▶ WORK TO BE COMPLETED: Search the listing for the string "espacios" and copy every line that contains it.

▶ TASK INPUTS:

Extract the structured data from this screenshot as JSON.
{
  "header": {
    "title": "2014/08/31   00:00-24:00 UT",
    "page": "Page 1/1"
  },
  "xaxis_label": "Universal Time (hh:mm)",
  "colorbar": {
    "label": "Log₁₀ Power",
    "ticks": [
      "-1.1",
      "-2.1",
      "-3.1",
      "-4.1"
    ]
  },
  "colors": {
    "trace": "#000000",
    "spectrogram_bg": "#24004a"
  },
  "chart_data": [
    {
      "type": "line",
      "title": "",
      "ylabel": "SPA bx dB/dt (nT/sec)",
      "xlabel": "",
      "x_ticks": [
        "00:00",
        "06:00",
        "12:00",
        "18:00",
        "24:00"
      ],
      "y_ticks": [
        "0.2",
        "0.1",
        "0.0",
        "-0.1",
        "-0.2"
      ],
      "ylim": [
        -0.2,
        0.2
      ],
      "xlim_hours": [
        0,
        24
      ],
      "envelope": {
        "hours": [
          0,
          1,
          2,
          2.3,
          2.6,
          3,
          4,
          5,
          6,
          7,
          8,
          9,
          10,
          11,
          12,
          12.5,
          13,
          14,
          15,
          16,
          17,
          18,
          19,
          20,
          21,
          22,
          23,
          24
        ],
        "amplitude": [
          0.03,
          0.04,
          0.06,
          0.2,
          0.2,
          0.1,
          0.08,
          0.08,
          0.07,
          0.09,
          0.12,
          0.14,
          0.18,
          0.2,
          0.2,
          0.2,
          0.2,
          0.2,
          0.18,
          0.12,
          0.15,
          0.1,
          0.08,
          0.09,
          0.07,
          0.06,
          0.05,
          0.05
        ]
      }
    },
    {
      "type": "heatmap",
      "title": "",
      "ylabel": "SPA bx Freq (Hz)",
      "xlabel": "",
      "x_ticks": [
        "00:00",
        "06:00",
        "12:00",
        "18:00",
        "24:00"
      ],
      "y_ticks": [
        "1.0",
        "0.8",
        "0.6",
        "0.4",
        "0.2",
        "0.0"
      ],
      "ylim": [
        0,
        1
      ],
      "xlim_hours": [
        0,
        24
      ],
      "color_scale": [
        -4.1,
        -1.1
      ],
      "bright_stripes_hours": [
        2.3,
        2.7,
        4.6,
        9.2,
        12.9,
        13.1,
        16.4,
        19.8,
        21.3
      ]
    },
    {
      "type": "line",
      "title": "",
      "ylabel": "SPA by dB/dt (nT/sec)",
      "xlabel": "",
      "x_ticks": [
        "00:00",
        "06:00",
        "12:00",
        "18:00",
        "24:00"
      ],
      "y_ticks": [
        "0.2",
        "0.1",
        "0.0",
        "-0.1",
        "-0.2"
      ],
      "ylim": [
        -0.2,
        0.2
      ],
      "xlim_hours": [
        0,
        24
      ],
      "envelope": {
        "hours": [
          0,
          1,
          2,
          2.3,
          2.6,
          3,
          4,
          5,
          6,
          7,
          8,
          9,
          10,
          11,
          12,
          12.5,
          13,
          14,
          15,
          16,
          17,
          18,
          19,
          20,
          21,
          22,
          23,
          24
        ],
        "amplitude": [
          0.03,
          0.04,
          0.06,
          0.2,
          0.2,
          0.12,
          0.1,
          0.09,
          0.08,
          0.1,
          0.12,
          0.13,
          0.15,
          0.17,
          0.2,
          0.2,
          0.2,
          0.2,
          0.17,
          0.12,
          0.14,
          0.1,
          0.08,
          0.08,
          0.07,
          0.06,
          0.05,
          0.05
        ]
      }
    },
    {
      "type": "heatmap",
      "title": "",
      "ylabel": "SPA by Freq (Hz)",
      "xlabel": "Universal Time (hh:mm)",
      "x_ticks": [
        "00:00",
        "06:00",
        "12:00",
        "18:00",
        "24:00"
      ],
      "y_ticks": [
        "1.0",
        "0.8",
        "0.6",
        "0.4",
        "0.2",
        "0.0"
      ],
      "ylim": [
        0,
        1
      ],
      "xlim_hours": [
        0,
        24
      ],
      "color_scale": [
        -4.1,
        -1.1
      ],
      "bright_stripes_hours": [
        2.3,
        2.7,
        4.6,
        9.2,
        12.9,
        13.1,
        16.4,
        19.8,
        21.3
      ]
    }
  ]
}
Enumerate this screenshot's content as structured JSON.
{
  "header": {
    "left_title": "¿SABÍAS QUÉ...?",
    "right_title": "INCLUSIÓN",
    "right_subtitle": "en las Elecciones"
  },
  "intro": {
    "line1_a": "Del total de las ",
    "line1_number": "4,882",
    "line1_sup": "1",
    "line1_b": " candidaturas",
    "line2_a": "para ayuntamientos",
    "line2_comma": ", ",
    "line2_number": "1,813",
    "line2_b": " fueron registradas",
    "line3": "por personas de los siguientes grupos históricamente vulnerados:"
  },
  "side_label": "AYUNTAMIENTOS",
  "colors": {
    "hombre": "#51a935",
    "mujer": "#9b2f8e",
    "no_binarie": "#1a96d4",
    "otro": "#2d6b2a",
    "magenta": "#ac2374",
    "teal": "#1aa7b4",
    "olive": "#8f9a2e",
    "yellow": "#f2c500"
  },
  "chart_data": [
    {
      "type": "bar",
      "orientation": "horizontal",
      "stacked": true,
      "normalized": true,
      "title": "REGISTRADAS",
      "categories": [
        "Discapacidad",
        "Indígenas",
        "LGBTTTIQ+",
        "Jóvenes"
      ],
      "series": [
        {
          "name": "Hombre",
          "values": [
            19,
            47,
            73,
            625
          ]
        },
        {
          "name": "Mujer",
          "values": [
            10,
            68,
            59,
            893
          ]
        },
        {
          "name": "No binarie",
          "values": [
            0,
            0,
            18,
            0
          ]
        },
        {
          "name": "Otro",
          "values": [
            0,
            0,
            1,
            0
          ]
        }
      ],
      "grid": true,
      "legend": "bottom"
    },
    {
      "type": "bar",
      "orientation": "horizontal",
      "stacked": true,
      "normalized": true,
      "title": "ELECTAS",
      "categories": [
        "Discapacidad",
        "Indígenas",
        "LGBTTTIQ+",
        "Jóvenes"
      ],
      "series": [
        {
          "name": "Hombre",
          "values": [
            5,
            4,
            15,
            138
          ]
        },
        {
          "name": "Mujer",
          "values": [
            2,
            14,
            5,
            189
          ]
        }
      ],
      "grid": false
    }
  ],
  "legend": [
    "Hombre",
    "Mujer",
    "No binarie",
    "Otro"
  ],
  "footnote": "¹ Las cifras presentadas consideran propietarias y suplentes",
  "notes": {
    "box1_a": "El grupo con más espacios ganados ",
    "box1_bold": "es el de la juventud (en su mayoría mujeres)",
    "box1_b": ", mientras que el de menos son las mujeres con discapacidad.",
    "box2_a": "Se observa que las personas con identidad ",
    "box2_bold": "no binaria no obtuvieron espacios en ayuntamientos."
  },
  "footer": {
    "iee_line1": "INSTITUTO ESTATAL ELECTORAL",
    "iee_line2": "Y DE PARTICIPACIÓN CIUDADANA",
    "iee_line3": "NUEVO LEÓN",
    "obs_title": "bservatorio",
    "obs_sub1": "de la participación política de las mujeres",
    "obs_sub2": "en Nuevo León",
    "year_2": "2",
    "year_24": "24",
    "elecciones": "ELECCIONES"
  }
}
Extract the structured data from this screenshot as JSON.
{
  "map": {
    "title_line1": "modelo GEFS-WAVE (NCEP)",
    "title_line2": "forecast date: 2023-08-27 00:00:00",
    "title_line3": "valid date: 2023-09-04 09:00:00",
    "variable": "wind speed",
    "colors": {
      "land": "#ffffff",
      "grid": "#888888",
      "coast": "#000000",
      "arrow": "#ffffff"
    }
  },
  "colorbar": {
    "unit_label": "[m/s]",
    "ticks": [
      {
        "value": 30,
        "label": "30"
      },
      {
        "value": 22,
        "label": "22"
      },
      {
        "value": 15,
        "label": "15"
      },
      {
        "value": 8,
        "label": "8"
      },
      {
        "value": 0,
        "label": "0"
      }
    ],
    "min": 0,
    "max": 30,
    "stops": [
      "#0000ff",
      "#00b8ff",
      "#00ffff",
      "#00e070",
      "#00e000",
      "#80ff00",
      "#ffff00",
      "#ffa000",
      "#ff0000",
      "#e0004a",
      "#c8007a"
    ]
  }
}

▶ OUTPUT FOR THIS EXERCISE:
    "box1_a": "El grupo con más espacios ganados ",
    "box2_bold": "no binaria no obtuvieron espacios en ayuntamientos."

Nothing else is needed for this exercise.